- [Work instructions]: Restate every entry word for word.

[START OF Records for the task]

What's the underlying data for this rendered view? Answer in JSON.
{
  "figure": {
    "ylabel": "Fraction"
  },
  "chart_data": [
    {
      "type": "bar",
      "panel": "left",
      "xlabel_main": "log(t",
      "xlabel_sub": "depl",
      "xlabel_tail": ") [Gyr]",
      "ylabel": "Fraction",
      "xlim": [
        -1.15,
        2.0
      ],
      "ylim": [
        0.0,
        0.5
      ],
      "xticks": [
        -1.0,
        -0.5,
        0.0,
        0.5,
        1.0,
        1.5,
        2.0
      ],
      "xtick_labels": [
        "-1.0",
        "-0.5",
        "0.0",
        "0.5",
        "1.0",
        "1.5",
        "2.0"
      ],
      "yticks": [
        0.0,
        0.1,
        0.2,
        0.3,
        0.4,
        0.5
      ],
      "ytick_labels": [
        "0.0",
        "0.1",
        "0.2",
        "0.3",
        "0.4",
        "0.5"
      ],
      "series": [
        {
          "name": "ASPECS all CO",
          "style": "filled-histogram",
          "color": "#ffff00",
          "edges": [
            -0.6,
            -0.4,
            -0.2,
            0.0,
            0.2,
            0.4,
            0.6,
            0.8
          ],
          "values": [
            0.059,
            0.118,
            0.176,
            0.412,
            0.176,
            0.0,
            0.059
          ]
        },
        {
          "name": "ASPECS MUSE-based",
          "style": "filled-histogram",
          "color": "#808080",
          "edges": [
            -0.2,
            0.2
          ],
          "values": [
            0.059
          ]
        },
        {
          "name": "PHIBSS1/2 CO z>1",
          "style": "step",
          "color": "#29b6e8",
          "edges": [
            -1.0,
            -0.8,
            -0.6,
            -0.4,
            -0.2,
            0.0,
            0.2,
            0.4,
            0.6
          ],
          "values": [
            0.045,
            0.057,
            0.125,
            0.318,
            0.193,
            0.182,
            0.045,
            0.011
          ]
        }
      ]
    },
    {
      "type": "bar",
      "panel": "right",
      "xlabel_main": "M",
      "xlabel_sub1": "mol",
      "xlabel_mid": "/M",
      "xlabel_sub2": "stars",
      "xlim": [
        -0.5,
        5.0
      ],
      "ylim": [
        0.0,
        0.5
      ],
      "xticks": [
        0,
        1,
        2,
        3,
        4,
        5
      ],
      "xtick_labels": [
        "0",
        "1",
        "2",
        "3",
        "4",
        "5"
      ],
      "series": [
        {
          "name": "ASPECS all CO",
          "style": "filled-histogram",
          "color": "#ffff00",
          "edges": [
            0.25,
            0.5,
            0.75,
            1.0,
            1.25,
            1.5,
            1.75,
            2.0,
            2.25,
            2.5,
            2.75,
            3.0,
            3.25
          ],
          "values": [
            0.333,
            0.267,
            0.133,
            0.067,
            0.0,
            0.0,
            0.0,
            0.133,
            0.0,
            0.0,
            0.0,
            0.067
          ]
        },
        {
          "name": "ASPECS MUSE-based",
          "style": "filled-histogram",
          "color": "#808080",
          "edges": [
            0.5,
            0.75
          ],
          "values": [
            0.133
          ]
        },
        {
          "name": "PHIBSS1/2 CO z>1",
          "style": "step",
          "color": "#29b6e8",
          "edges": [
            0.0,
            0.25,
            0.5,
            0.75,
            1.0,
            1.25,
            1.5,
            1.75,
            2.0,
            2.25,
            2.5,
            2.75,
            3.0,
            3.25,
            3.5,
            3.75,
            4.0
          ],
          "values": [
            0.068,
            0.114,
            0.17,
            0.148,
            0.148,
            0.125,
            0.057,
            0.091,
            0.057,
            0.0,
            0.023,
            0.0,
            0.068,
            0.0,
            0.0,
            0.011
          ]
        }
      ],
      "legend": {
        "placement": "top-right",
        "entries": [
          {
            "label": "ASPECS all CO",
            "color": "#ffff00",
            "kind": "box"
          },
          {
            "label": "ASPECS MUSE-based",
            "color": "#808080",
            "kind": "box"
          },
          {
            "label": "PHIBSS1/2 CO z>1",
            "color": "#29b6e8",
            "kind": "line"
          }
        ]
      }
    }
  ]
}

[END OF Records for the task]

- [Answer to this exercise]:
What's the underlying data for this rendered view? Answer in JSON.
{
  "figure": {
    "ylabel": "Fraction"
  },
  "chart_data": [
    {
      "type": "bar",
      "panel": "left",
      "xlabel_main": "log(t",
      "xlabel_sub": "depl",
      "xlabel_tail": ") [Gyr]",
      "ylabel": "Fraction",
      "xlim": [
        -1.15,
        2.0
      ],
      "ylim": [
        0.0,
        0.5
      ],
      "xticks": [
        -1.0,
        -0.5,
        0.0,
        0.5,
        1.0,
        1.5,
        2.0
      ],
      "xtick_labels": [
        "-1.0",
        "-0.5",
        "0.0",
        "0.5",
        "1.0",
        "1.5",
        "2.0"
      ],
      "yticks": [
        0.0,
        0.1,
        0.2,
        0.3,
        0.4,
        0.5
      ],
      "ytick_labels": [
        "0.0",
        "0.1",
        "0.2",
        "0.3",
        "0.4",
        "0.5"
      ],
      "series": [
        {
          "name": "ASPECS all CO",
          "style": "filled-histogram",
          "color": "#ffff00",
          "edges": [
            -0.6,
            -0.4,
            -0.2,
            0.0,
            0.2,
            0.4,
            0.6,
            0.8
          ],
          "values": [
            0.059,
            0.118,
            0.176,
            0.412,
            0.176,
            0.0,
            0.059
          ]
        },
        {
          "name": "ASPECS MUSE-based",
          "style": "filled-histogram",
          "color": "#808080",
          "edges": [
            -0.2,
            0.2
          ],
          "values": [
            0.059
          ]
        },
        {
          "name": "PHIBSS1/2 CO z>1",
          "style": "step",
          "color": "#29b6e8",
          "edges": [
            -1.0,
            -0.8,
            -0.6,
            -0.4,
            -0.2,
            0.0,
            0.2,
            0.4,
            0.6
          ],
          "values": [
            0.045,
            0.057,
            0.125,
            0.318,
            0.193,
            0.182,
            0.045,
            0.011
          ]
        }
      ]
    },
    {
      "type": "bar",
      "panel": "right",
      "xlabel_main": "M",
      "xlabel_sub1": "mol",
      "xlabel_mid": "/M",
      "xlabel_sub2": "stars",
      "xlim": [
        -0.5,
        5.0
      ],
      "ylim": [
        0.0,
        0.5
      ],
      "xticks": [
        0,
        1,
        2,
        3,
        4,
        5
      ],
      "xtick_labels": [
        "0",
        "1",
        "2",
        "3",
        "4",
        "5"
      ],
      "series": [
        {
          "name": "ASPECS all CO",
          "style": "filled-histogram",
          "color": "#ffff00",
          "edges": [
            0.25,
            0.5,
            0.75,
            1.0,
            1.25,
            1.5,
            1.75,
            2.0,
            2.25,
            2.5,
            2.75,
            3.0,
            3.25
          ],
          "values": [
            0.333,
            0.267,
            0.133,
            0.067,
            0.0,
            0.0,
            0.0,
            0.133,
            0.0,
            0.0,
            0.0,
            0.067
          ]
        },
        {
          "name": "ASPECS MUSE-based",
          "style": "filled-histogram",
          "color": "#808080",
          "edges": [
            0.5,
            0.75
          ],
          "values": [
            0.133
          ]
        },
        {
          "name": "PHIBSS1/2 CO z>1",
          "style": "step",
          "color": "#29b6e8",
          "edges": [
            0.0,
            0.25,
            0.5,
            0.75,
            1.0,
            1.25,
            1.5,
            1.75,
            2.0,
            2.25,
            2.5,
            2.75,
            3.0,
            3.25,
            3.5,
            3.75,
            4.0
          ],
          "values": [
            0.068,
            0.114,
            0.17,
            0.148,
            0.148,
            0.125,
            0.057,
            0.091,
            0.057,
            0.0,
            0.023,
            0.0,
            0.068,
            0.0,
            0.0,
            0.011
          ]
        }
      ],
      "legend": {
        "placement": "top-right",
        "entries": [
          {
            "label": "ASPECS all CO",
            "color": "#ffff00",
            "kind": "box"
          },
          {
            "label": "ASPECS MUSE-based",
            "color": "#808080",
            "kind": "box"
          },
          {
            "label": "PHIBSS1/2 CO z>1",
            "color": "#29b6e8",
            "kind": "line"
          }
        ]
      }
    }
  ]
}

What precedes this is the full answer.